● TASK GOAL:
Set down the full listing exactly, character for character.

● RECORD SET:
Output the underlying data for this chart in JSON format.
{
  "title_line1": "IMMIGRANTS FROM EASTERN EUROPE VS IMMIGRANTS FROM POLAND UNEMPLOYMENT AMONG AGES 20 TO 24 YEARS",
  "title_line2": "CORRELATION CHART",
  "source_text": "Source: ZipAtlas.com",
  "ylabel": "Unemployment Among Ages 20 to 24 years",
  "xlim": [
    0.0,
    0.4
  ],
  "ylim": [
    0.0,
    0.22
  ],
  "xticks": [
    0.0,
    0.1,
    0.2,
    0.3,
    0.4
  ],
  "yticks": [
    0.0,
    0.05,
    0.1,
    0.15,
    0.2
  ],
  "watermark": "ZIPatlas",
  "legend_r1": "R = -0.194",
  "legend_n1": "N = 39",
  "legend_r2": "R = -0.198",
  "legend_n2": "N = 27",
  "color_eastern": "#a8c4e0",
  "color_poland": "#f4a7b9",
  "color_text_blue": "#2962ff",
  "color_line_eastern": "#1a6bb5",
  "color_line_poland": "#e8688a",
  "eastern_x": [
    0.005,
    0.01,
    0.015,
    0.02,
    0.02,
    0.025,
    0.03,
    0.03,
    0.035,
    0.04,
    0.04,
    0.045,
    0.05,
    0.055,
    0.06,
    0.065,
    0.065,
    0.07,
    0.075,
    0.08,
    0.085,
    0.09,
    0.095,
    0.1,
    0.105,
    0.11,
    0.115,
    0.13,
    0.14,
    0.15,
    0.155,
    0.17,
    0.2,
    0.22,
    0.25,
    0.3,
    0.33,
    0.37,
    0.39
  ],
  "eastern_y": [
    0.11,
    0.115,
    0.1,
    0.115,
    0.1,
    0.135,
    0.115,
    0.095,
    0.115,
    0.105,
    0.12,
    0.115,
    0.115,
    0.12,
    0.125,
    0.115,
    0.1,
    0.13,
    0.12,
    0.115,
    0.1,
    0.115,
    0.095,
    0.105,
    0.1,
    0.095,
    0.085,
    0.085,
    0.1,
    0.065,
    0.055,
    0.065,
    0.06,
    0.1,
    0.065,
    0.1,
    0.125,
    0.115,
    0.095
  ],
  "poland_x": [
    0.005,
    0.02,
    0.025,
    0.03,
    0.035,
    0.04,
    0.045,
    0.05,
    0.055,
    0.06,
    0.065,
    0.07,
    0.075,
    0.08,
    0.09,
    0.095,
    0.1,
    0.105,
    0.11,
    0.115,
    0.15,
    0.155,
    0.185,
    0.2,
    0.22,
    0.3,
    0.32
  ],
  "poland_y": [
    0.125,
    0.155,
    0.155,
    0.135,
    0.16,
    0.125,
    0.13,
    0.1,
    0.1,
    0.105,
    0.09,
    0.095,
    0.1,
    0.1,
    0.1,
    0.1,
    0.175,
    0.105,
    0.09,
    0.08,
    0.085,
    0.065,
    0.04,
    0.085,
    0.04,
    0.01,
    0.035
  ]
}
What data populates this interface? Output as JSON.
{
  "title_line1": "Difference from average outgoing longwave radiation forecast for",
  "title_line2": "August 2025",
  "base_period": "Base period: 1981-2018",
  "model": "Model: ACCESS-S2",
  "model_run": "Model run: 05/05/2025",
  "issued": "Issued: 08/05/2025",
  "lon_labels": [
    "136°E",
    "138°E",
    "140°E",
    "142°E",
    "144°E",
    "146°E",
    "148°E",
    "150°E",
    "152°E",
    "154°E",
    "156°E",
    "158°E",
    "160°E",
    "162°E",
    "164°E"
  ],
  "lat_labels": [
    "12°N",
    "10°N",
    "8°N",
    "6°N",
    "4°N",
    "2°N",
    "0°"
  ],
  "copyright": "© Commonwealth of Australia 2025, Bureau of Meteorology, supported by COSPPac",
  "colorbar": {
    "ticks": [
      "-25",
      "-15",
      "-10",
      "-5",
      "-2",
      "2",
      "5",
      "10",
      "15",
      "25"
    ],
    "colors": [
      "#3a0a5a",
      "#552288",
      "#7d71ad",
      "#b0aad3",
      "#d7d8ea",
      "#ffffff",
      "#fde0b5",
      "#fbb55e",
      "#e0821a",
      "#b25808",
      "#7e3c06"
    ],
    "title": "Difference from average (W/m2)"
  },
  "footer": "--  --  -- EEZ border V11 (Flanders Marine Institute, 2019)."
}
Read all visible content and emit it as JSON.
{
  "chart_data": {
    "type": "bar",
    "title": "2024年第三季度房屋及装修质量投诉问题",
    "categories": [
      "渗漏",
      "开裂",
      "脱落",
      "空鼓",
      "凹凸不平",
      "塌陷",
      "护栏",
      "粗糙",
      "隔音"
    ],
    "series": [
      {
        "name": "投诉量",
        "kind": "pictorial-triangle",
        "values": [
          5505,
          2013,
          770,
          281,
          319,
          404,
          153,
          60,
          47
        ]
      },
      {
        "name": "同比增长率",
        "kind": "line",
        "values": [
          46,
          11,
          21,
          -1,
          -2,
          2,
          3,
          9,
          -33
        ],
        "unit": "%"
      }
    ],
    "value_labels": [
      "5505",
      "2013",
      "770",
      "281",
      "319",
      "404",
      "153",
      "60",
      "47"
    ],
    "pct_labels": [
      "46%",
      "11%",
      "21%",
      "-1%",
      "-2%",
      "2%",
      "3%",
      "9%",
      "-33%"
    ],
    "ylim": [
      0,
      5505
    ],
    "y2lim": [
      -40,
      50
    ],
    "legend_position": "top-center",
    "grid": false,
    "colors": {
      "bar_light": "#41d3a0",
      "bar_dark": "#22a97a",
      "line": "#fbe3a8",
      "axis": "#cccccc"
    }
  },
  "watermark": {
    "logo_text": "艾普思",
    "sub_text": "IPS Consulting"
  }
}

● RESULT BELOW:
Output the underlying data for this chart in JSON format.
{
  "title_line1": "IMMIGRANTS FROM EASTERN EUROPE VS IMMIGRANTS FROM POLAND UNEMPLOYMENT AMONG AGES 20 TO 24 YEARS",
  "title_line2": "CORRELATION CHART",
  "source_text": "Source: ZipAtlas.com",
  "ylabel": "Unemployment Among Ages 20 to 24 years",
  "xlim": [
    0.0,
    0.4
  ],
  "ylim": [
    0.0,
    0.22
  ],
  "xticks": [
    0.0,
    0.1,
    0.2,
    0.3,
    0.4
  ],
  "yticks": [
    0.0,
    0.05,
    0.1,
    0.15,
    0.2
  ],
  "watermark": "ZIPatlas",
  "legend_r1": "R = -0.194",
  "legend_n1": "N = 39",
  "legend_r2": "R = -0.198",
  "legend_n2": "N = 27",
  "color_eastern": "#a8c4e0",
  "color_poland": "#f4a7b9",
  "color_text_blue": "#2962ff",
  "color_line_eastern": "#1a6bb5",
  "color_line_poland": "#e8688a",
  "eastern_x": [
    0.005,
    0.01,
    0.015,
    0.02,
    0.02,
    0.025,
    0.03,
    0.03,
    0.035,
    0.04,
    0.04,
    0.045,
    0.05,
    0.055,
    0.06,
    0.065,
    0.065,
    0.07,
    0.075,
    0.08,
    0.085,
    0.09,
    0.095,
    0.1,
    0.105,
    0.11,
    0.115,
    0.13,
    0.14,
    0.15,
    0.155,
    0.17,
    0.2,
    0.22,
    0.25,
    0.3,
    0.33,
    0.37,
    0.39
  ],
  "eastern_y": [
    0.11,
    0.115,
    0.1,
    0.115,
    0.1,
    0.135,
    0.115,
    0.095,
    0.115,
    0.105,
    0.12,
    0.115,
    0.115,
    0.12,
    0.125,
    0.115,
    0.1,
    0.13,
    0.12,
    0.115,
    0.1,
    0.115,
    0.095,
    0.105,
    0.1,
    0.095,
    0.085,
    0.085,
    0.1,
    0.065,
    0.055,
    0.065,
    0.06,
    0.1,
    0.065,
    0.1,
    0.125,
    0.115,
    0.095
  ],
  "poland_x": [
    0.005,
    0.02,
    0.025,
    0.03,
    0.035,
    0.04,
    0.045,
    0.05,
    0.055,
    0.06,
    0.065,
    0.07,
    0.075,
    0.08,
    0.09,
    0.095,
    0.1,
    0.105,
    0.11,
    0.115,
    0.15,
    0.155,
    0.185,
    0.2,
    0.22,
    0.3,
    0.32
  ],
  "poland_y": [
    0.125,
    0.155,
    0.155,
    0.135,
    0.16,
    0.125,
    0.13,
    0.1,
    0.1,
    0.105,
    0.09,
    0.095,
    0.1,
    0.1,
    0.1,
    0.1,
    0.175,
    0.105,
    0.09,
    0.08,
    0.085,
    0.065,
    0.04,
    0.085,
    0.04,
    0.01,
    0.035
  ]
}
What data populates this interface? Output as JSON.
{
  "title_line1": "Difference from average outgoing longwave radiation forecast for",
  "title_line2": "August 2025",
  "base_period": "Base period: 1981-2018",
  "model": "Model: ACCESS-S2",
  "model_run": "Model run: 05/05/2025",
  "issued": "Issued: 08/05/2025",
  "lon_labels": [
    "136°E",
    "138°E",
    "140°E",
    "142°E",
    "144°E",
    "146°E",
    "148°E",
    "150°E",
    "152°E",
    "154°E",
    "156°E",
    "158°E",
    "160°E",
    "162°E",
    "164°E"
  ],
  "lat_labels": [
    "12°N",
    "10°N",
    "8°N",
    "6°N",
    "4°N",
    "2°N",
    "0°"
  ],
  "copyright": "© Commonwealth of Australia 2025, Bureau of Meteorology, supported by COSPPac",
  "colorbar": {
    "ticks": [
      "-25",
      "-15",
      "-10",
      "-5",
      "-2",
      "2",
      "5",
      "10",
      "15",
      "25"
    ],
    "colors": [
      "#3a0a5a",
      "#552288",
      "#7d71ad",
      "#b0aad3",
      "#d7d8ea",
      "#ffffff",
      "#fde0b5",
      "#fbb55e",
      "#e0821a",
      "#b25808",
      "#7e3c06"
    ],
    "title": "Difference from average (W/m2)"
  },
  "footer": "--  --  -- EEZ border V11 (Flanders Marine Institute, 2019)."
}
Read all visible content and emit it as JSON.
{
  "chart_data": {
    "type": "bar",
    "title": "2024年第三季度房屋及装修质量投诉问题",
    "categories": [
      "渗漏",
      "开裂",
      "脱落",
      "空鼓",
      "凹凸不平",
      "塌陷",
      "护栏",
      "粗糙",
      "隔音"
    ],
    "series": [
      {
        "name": "投诉量",
        "kind": "pictorial-triangle",
        "values": [
          5505,
          2013,
          770,
          281,
          319,
          404,
          153,
          60,
          47
        ]
      },
      {
        "name": "同比增长率",
        "kind": "line",
        "values": [
          46,
          11,
          21,
          -1,
          -2,
          2,
          3,
          9,
          -33
        ],
        "unit": "%"
      }
    ],
    "value_labels": [
      "5505",
      "2013",
      "770",
      "281",
      "319",
      "404",
      "153",
      "60",
      "47"
    ],
    "pct_labels": [
      "46%",
      "11%",
      "21%",
      "-1%",
      "-2%",
      "2%",
      "3%",
      "9%",
      "-33%"
    ],
    "ylim": [
      0,
      5505
    ],
    "y2lim": [
      -40,
      50
    ],
    "legend_position": "top-center",
    "grid": false,
    "colors": {
      "bar_light": "#41d3a0",
      "bar_dark": "#22a97a",
      "line": "#fbe3a8",
      "axis": "#cccccc"
    }
  },
  "watermark": {
    "logo_text": "艾普思",
    "sub_text": "IPS Consulting"
  }
}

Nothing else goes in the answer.